[BEGIN]

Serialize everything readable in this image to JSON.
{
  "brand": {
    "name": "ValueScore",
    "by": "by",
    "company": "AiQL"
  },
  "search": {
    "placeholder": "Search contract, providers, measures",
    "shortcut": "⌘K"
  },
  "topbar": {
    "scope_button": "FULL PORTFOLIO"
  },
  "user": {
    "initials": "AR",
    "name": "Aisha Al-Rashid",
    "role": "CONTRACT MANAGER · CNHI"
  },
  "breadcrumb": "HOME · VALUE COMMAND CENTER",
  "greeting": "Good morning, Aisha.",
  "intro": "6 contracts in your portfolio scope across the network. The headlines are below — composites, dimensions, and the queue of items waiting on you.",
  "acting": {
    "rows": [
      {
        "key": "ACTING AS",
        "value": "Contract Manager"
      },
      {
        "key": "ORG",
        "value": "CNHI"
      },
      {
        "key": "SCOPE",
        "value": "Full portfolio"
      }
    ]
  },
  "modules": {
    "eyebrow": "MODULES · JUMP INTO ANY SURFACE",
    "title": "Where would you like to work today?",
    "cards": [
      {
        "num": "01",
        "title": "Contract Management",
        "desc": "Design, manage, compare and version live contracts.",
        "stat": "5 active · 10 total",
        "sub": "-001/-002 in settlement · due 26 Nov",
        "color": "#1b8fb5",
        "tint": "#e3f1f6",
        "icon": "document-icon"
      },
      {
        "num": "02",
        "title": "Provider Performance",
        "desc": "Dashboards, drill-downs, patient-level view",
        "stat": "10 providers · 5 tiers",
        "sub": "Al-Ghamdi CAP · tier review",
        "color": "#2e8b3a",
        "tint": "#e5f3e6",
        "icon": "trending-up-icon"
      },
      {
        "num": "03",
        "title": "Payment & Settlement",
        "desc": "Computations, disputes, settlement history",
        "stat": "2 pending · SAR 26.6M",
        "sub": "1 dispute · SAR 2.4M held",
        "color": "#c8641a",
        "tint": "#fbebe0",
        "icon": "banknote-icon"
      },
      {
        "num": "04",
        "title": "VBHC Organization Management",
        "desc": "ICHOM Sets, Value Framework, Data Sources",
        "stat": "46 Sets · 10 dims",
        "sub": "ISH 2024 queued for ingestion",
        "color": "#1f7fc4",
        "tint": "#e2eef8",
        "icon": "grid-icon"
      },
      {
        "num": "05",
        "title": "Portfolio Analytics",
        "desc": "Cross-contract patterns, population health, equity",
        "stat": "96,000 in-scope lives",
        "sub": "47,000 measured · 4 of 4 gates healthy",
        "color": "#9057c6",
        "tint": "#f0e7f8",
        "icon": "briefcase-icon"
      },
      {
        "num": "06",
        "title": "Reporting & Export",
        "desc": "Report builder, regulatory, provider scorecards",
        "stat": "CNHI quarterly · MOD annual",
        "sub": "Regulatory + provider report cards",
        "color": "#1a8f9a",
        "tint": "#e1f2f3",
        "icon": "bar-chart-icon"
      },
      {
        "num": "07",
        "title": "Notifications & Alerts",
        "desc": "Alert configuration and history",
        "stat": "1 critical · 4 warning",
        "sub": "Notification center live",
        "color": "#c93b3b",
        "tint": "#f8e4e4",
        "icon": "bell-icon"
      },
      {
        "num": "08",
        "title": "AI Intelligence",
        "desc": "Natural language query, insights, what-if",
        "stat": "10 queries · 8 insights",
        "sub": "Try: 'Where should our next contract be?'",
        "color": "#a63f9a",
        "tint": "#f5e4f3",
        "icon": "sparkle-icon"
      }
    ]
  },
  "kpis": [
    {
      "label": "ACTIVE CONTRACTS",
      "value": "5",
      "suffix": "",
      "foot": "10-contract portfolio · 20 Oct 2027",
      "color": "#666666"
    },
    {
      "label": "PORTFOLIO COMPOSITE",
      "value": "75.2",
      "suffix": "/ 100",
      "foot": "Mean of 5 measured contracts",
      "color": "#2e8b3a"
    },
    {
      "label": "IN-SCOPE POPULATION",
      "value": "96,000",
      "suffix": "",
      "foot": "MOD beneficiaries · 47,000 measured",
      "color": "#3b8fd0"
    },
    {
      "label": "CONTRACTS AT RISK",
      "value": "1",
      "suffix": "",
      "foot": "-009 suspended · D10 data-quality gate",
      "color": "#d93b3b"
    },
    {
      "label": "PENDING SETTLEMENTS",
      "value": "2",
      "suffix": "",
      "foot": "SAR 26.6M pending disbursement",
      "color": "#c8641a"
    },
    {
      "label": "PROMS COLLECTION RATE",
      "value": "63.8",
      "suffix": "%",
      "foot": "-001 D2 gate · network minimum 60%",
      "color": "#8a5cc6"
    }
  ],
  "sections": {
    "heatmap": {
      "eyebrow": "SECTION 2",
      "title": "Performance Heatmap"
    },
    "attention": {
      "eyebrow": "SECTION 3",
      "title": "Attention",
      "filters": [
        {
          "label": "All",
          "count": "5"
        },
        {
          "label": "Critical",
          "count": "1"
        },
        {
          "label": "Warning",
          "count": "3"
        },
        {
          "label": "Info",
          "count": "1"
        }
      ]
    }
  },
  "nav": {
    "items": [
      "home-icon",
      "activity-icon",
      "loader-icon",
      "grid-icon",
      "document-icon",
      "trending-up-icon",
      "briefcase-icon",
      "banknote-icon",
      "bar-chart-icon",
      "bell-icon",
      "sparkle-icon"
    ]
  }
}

[END]

**What you have to do**
Repeat the listing exactly, from its first line to its last.

**Output of the exercise**
Serialize everything readable in this image to JSON.
{
  "brand": {
    "name": "ValueScore",
    "by": "by",
    "company": "AiQL"
  },
  "search": {
    "placeholder": "Search contract, providers, measures",
    "shortcut": "⌘K"
  },
  "topbar": {
    "scope_button": "FULL PORTFOLIO"
  },
  "user": {
    "initials": "AR",
    "name": "Aisha Al-Rashid",
    "role": "CONTRACT MANAGER · CNHI"
  },
  "breadcrumb": "HOME · VALUE COMMAND CENTER",
  "greeting": "Good morning, Aisha.",
  "intro": "6 contracts in your portfolio scope across the network. The headlines are below — composites, dimensions, and the queue of items waiting on you.",
  "acting": {
    "rows": [
      {
        "key": "ACTING AS",
        "value": "Contract Manager"
      },
      {
        "key": "ORG",
        "value": "CNHI"
      },
      {
        "key": "SCOPE",
        "value": "Full portfolio"
      }
    ]
  },
  "modules": {
    "eyebrow": "MODULES · JUMP INTO ANY SURFACE",
    "title": "Where would you like to work today?",
    "cards": [
      {
        "num": "01",
        "title": "Contract Management",
        "desc": "Design, manage, compare and version live contracts.",
        "stat": "5 active · 10 total",
        "sub": "-001/-002 in settlement · due 26 Nov",
        "color": "#1b8fb5",
        "tint": "#e3f1f6",
        "icon": "document-icon"
      },
      {
        "num": "02",
        "title": "Provider Performance",
        "desc": "Dashboards, drill-downs, patient-level view",
        "stat": "10 providers · 5 tiers",
        "sub": "Al-Ghamdi CAP · tier review",
        "color": "#2e8b3a",
        "tint": "#e5f3e6",
        "icon": "trending-up-icon"
      },
      {
        "num": "03",
        "title": "Payment & Settlement",
        "desc": "Computations, disputes, settlement history",
        "stat": "2 pending · SAR 26.6M",
        "sub": "1 dispute · SAR 2.4M held",
        "color": "#c8641a",
        "tint": "#fbebe0",
        "icon": "banknote-icon"
      },
      {
        "num": "04",
        "title": "VBHC Organization Management",
        "desc": "ICHOM Sets, Value Framework, Data Sources",
        "stat": "46 Sets · 10 dims",
        "sub": "ISH 2024 queued for ingestion",
        "color": "#1f7fc4",
        "tint": "#e2eef8",
        "icon": "grid-icon"
      },
      {
        "num": "05",
        "title": "Portfolio Analytics",
        "desc": "Cross-contract patterns, population health, equity",
        "stat": "96,000 in-scope lives",
        "sub": "47,000 measured · 4 of 4 gates healthy",
        "color": "#9057c6",
        "tint": "#f0e7f8",
        "icon": "briefcase-icon"
      },
      {
        "num": "06",
        "title": "Reporting & Export",
        "desc": "Report builder, regulatory, provider scorecards",
        "stat": "CNHI quarterly · MOD annual",
        "sub": "Regulatory + provider report cards",
        "color": "#1a8f9a",
        "tint": "#e1f2f3",
        "icon": "bar-chart-icon"
      },
      {
        "num": "07",
        "title": "Notifications & Alerts",
        "desc": "Alert configuration and history",
        "stat": "1 critical · 4 warning",
        "sub": "Notification center live",
        "color": "#c93b3b",
        "tint": "#f8e4e4",
        "icon": "bell-icon"
      },
      {
        "num": "08",
        "title": "AI Intelligence",
        "desc": "Natural language query, insights, what-if",
        "stat": "10 queries · 8 insights",
        "sub": "Try: 'Where should our next contract be?'",
        "color": "#a63f9a",
        "tint": "#f5e4f3",
        "icon": "sparkle-icon"
      }
    ]
  },
  "kpis": [
    {
      "label": "ACTIVE CONTRACTS",
      "value": "5",
      "suffix": "",
      "foot": "10-contract portfolio · 20 Oct 2027",
      "color": "#666666"
    },
    {
      "label": "PORTFOLIO COMPOSITE",
      "value": "75.2",
      "suffix": "/ 100",
      "foot": "Mean of 5 measured contracts",
      "color": "#2e8b3a"
    },
    {
      "label": "IN-SCOPE POPULATION",
      "value": "96,000",
      "suffix": "",
      "foot": "MOD beneficiaries · 47,000 measured",
      "color": "#3b8fd0"
    },
    {
      "label": "CONTRACTS AT RISK",
      "value": "1",
      "suffix": "",
      "foot": "-009 suspended · D10 data-quality gate",
      "color": "#d93b3b"
    },
    {
      "label": "PENDING SETTLEMENTS",
      "value": "2",
      "suffix": "",
      "foot": "SAR 26.6M pending disbursement",
      "color": "#c8641a"
    },
    {
      "label": "PROMS COLLECTION RATE",
      "value": "63.8",
      "suffix": "%",
      "foot": "-001 D2 gate · network minimum 60%",
      "color": "#8a5cc6"
    }
  ],
  "sections": {
    "heatmap": {
      "eyebrow": "SECTION 2",
      "title": "Performance Heatmap"
    },
    "attention": {
      "eyebrow": "SECTION 3",
      "title": "Attention",
      "filters": [
        {
          "label": "All",
          "count": "5"
        },
        {
          "label": "Critical",
          "count": "1"
        },
        {
          "label": "Warning",
          "count": "3"
        },
        {
          "label": "Info",
          "count": "1"
        }
      ]
    }
  },
  "nav": {
    "items": [
      "home-icon",
      "activity-icon",
      "loader-icon",
      "grid-icon",
      "document-icon",
      "trending-up-icon",
      "briefcase-icon",
      "banknote-icon",
      "bar-chart-icon",
      "bell-icon",
      "sparkle-icon"
    ]
  }
}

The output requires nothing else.